Stored data
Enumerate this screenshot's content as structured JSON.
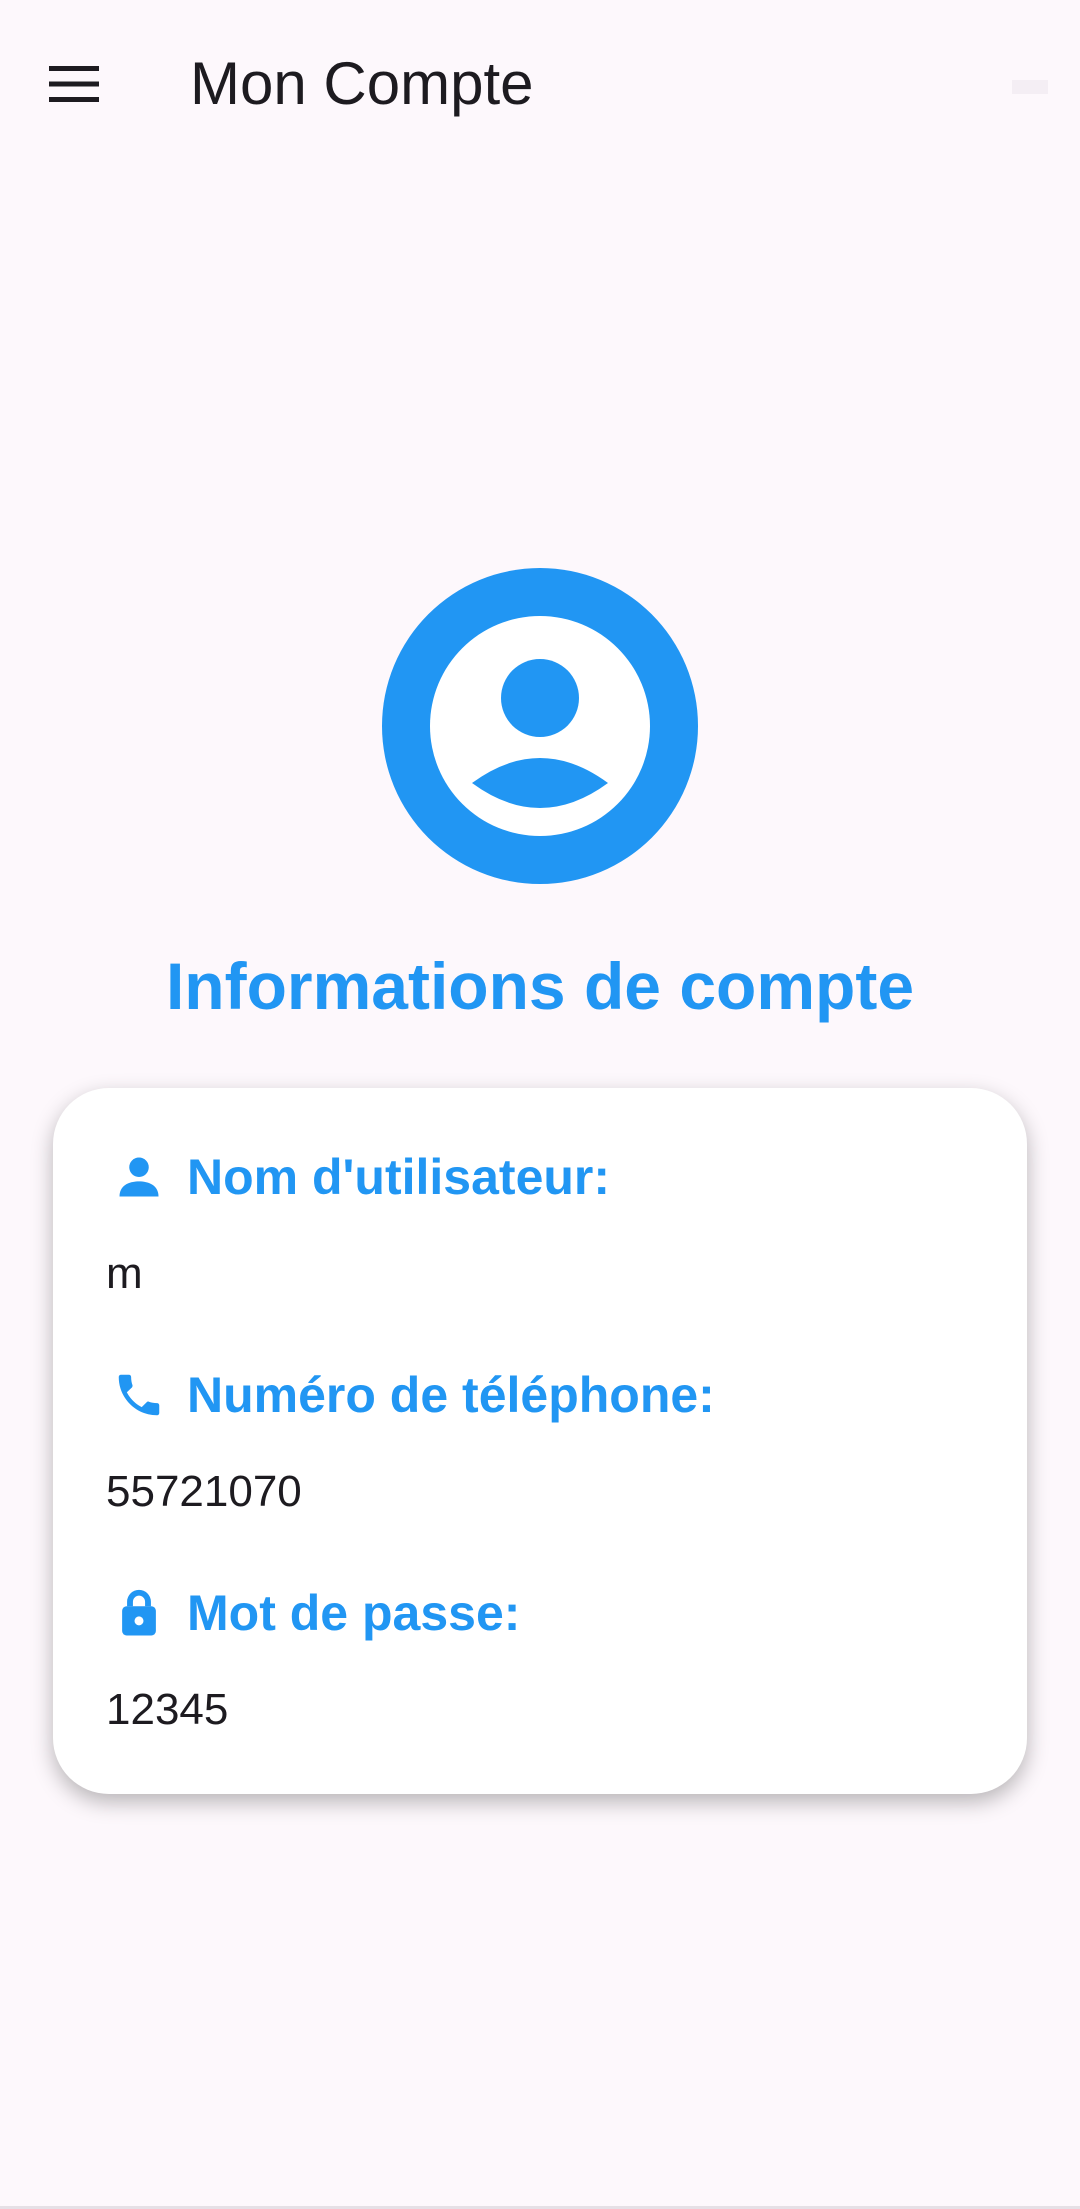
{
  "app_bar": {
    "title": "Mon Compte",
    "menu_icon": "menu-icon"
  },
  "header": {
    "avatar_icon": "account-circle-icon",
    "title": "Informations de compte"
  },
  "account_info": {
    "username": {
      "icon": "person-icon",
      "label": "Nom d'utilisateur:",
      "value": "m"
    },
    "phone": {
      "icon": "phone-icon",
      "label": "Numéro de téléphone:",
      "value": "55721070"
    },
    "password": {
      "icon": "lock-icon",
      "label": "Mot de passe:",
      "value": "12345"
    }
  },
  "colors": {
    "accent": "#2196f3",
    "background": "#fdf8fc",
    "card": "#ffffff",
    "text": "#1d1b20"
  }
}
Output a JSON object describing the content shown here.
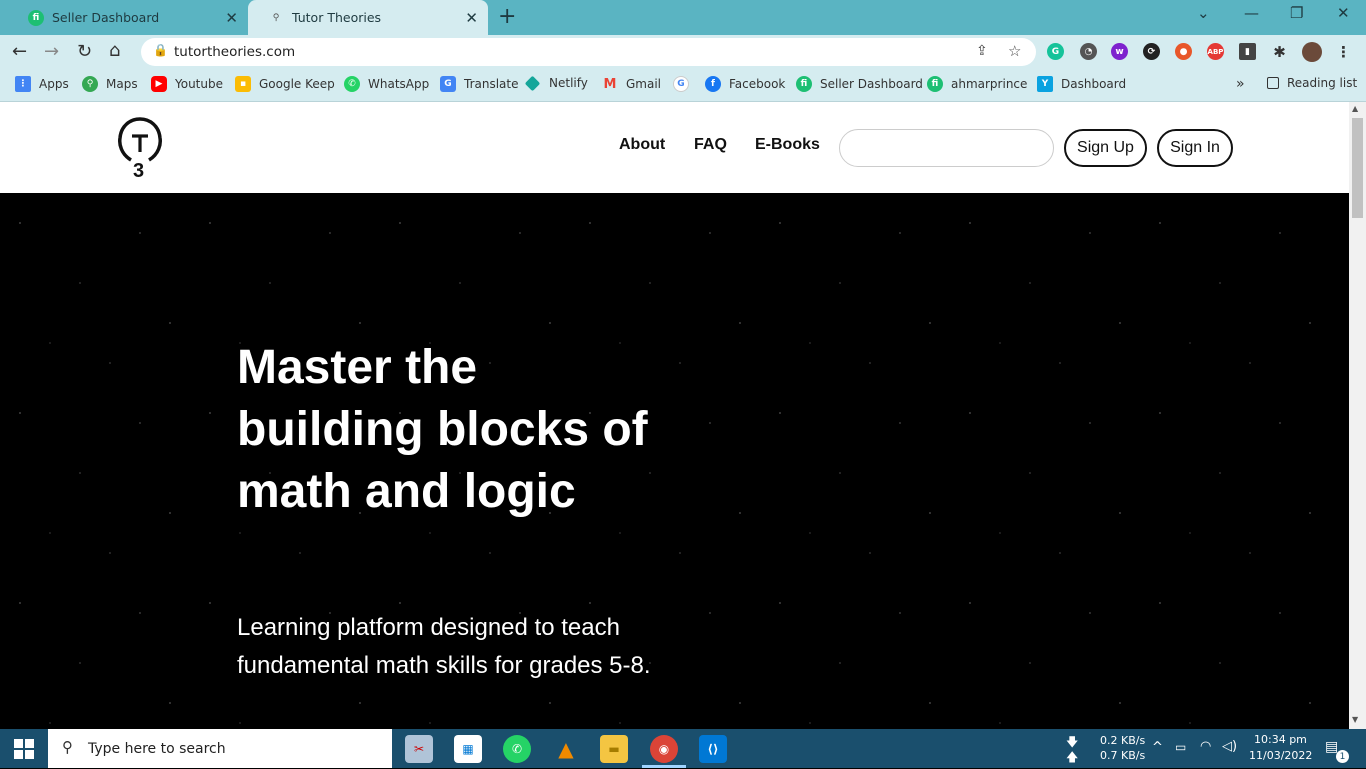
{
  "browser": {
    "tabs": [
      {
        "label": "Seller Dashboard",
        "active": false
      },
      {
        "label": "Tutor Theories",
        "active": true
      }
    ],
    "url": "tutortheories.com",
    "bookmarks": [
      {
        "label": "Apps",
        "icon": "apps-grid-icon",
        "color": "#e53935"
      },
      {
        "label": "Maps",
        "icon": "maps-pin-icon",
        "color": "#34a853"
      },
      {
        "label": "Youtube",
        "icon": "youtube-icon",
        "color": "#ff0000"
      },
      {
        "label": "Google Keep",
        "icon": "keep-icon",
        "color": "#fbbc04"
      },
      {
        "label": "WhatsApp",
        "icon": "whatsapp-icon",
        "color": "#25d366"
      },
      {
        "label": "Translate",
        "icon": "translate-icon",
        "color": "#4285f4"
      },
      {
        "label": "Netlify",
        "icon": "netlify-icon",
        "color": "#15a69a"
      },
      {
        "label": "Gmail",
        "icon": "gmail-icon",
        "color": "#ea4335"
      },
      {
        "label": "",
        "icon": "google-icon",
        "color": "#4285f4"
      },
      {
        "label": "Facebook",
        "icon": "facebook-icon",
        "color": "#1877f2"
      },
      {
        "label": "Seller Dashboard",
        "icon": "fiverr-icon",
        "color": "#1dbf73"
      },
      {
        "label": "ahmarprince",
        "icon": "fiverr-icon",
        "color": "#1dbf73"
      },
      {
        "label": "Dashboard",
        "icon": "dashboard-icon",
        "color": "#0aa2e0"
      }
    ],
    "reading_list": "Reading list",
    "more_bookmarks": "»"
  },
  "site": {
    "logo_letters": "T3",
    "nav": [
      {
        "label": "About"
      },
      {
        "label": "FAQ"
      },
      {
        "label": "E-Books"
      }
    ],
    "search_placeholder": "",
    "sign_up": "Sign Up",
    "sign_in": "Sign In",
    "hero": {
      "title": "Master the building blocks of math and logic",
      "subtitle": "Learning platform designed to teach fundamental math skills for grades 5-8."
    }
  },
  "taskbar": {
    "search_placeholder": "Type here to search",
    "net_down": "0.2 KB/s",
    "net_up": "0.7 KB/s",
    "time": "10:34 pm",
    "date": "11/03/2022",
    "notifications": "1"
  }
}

AIM: Locate the word "JSON" in the data above. Copy every line carrying it.

EXERCISE RESULT:
Enumerate this screenshot's content as structured JSON.
Output a JSON object describing the content shown here.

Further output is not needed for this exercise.